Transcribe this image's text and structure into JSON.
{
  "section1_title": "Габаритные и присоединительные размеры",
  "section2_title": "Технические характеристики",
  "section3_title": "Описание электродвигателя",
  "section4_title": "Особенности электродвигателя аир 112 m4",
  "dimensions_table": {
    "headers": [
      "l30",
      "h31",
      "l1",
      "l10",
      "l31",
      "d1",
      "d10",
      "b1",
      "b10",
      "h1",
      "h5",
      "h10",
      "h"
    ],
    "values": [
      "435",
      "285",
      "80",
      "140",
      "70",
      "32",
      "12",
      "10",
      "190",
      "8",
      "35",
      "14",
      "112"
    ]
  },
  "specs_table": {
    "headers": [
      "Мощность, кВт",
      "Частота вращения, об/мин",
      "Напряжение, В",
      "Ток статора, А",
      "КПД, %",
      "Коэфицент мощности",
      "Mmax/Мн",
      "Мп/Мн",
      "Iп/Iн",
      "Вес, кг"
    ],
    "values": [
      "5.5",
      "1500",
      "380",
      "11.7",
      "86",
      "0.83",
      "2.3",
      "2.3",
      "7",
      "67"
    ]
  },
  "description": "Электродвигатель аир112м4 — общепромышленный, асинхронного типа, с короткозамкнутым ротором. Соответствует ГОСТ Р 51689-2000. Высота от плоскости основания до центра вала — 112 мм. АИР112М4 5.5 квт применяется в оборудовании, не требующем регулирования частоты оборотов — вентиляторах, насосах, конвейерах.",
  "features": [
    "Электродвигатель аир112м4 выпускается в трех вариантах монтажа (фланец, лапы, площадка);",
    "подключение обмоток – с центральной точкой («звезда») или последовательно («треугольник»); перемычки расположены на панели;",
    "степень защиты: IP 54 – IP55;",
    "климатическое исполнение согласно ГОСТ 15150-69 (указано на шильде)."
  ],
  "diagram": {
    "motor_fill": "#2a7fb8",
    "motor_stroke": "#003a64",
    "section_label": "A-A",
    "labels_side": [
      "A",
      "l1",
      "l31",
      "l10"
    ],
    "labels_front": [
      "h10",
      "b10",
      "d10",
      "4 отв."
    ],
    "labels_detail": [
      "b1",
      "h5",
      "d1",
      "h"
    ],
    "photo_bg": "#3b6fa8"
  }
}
————————
> _Problem requirements_
Copy every line from the records above that contains the word "Электродвигатель".

> _Reply to the exercise_
  "description": "Электродвигатель аир112м4 — общепромышленный, асинхронного типа, с короткозамкнутым ротором. Соответствует ГОСТ Р 51689-2000. Высота от плоскости основания до центра вала — 112 мм. АИР112М4 5.5 квт применяется в оборудовании, не требующем регулирования частоты оборотов — вентиляторах, насосах, конвейерах.",
    "Электродвигатель аир112м4 выпускается в трех вариантах монтажа (фланец, лапы, площадка);",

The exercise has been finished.